◆ Given problem
Go through the material below and copy all lines with "color".
######
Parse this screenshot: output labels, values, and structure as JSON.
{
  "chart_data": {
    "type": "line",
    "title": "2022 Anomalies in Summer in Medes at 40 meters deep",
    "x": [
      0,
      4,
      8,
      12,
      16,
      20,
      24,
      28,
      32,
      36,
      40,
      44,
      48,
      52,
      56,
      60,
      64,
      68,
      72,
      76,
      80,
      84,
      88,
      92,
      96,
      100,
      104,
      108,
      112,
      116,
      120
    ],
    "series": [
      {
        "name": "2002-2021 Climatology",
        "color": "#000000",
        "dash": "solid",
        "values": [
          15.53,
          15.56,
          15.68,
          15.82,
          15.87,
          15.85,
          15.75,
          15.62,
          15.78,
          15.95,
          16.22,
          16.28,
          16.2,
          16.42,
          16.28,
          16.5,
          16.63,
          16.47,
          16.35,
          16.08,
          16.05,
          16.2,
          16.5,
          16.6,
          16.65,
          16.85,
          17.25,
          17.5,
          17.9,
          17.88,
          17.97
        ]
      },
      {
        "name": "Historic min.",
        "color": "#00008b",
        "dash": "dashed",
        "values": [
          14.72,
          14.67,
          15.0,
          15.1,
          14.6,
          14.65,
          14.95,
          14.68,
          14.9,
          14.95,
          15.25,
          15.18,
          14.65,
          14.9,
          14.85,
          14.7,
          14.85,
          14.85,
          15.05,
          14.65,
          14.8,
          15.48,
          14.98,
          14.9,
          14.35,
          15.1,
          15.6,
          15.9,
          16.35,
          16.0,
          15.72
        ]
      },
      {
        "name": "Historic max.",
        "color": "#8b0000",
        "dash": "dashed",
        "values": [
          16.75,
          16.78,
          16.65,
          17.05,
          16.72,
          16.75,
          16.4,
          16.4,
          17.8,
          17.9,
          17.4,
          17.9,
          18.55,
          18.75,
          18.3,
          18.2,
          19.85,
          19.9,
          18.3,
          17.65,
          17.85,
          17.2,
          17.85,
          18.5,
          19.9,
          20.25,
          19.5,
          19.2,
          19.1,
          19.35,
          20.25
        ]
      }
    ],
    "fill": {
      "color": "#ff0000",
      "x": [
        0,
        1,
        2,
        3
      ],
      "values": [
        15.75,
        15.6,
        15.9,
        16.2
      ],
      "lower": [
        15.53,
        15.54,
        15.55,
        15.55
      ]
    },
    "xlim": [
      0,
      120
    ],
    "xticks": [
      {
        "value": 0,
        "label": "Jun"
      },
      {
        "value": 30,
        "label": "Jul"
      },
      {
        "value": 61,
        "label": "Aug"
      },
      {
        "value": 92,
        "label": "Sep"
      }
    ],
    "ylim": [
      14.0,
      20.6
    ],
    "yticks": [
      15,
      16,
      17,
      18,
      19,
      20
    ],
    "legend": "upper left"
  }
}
######
◆ Correct response
        "color": "#000000",
        "color": "#00008b",
        "color": "#8b0000",
      "color": "#ff0000",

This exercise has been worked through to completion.